▶ [WHAT YOU ARE ASKED TO DO] Rewrite each line of the entries below as a Markdown table with the columns "No." and "Line", numbering the rows in order and leaving out any blank lines.

▶ [EXERCISE MATERIAL]

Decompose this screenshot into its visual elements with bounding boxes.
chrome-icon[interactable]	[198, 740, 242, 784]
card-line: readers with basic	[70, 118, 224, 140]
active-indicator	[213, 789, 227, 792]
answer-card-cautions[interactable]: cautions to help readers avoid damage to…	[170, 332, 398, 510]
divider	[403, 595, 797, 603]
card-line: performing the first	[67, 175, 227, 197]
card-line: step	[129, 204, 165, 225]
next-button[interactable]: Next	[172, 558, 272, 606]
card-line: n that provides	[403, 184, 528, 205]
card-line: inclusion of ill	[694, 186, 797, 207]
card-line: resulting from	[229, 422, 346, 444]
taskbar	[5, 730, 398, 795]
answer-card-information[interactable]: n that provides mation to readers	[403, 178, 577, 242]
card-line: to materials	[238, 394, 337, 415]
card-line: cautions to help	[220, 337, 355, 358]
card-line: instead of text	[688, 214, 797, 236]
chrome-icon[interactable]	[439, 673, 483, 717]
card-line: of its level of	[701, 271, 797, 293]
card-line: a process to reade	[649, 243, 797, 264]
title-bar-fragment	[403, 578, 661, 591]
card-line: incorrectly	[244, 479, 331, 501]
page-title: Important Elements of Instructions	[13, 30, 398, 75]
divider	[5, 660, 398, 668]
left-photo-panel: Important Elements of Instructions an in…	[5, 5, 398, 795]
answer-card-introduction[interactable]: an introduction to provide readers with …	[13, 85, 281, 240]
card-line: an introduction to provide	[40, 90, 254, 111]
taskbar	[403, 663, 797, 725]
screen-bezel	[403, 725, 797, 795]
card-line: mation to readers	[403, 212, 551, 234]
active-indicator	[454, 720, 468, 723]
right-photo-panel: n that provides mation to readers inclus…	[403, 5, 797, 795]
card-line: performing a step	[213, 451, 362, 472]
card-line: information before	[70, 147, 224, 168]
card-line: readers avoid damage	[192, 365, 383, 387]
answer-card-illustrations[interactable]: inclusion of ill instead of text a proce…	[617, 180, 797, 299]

▶ [EXERCISE RESULT]
| No. | Line |
|---|---|
| 1 | Decompose this screenshot into its visual elements with bounding boxes. |
| 2 | chrome-icon[interactable]	[198, 740, 242, 784] |
| 3 | card-line: readers with basic	[70, 118, 224, 140] |
| 4 | active-indicator	[213, 789, 227, 792] |
| 5 | answer-card-cautions[interactable]: cautions to help readers avoid damage to…	[170, 332, 398, 510] |
| 6 | divider	[403, 595, 797, 603] |
| 7 | card-line: performing the first	[67, 175, 227, 197] |
| 8 | card-line: step	[129, 204, 165, 225] |
| 9 | next-button[interactable]: Next	[172, 558, 272, 606] |
| 10 | card-line: n that provides	[403, 184, 528, 205] |
| 11 | card-line: inclusion of ill	[694, 186, 797, 207] |
| 12 | card-line: resulting from	[229, 422, 346, 444] |
| 13 | taskbar	[5, 730, 398, 795] |
| 14 | answer-card-information[interactable]: n that provides mation to readers	[403, 178, 577, 242] |
| 15 | card-line: to materials	[238, 394, 337, 415] |
| 16 | card-line: cautions to help	[220, 337, 355, 358] |
| 17 | card-line: instead of text	[688, 214, 797, 236] |
| 18 | chrome-icon[interactable]	[439, 673, 483, 717] |
| 19 | card-line: of its level of	[701, 271, 797, 293] |
| 20 | card-line: a process to reade	[649, 243, 797, 264] |
| 21 | title-bar-fragment	[403, 578, 661, 591] |
| 22 | card-line: incorrectly	[244, 479, 331, 501] |
| 23 | page-title: Important Elements of Instructions	[13, 30, 398, 75] |
| 24 | divider	[5, 660, 398, 668] |
| 25 | left-photo-panel: Important Elements of Instructions an in…	[5, 5, 398, 795] |
| 26 | answer-card-introduction[interactable]: an introduction to provide readers with …	[13, 85, 281, 240] |
| 27 | card-line: an introduction to provide	[40, 90, 254, 111] |
| 28 | taskbar	[403, 663, 797, 725] |
| 29 | screen-bezel	[403, 725, 797, 795] |
| 30 | card-line: mation to readers	[403, 212, 551, 234] |
| 31 | active-indicator	[454, 720, 468, 723] |
| 32 | right-photo-panel: n that provides mation to readers inclus…	[403, 5, 797, 795] |
| 33 | card-line: performing a step	[213, 451, 362, 472] |
| 34 | card-line: information before	[70, 147, 224, 168] |
| 35 | card-line: readers avoid damage	[192, 365, 383, 387] |
| 36 | answer-card-illustrations[interactable]: inclusion of ill instead of text a proce…	[617, 180, 797, 299] |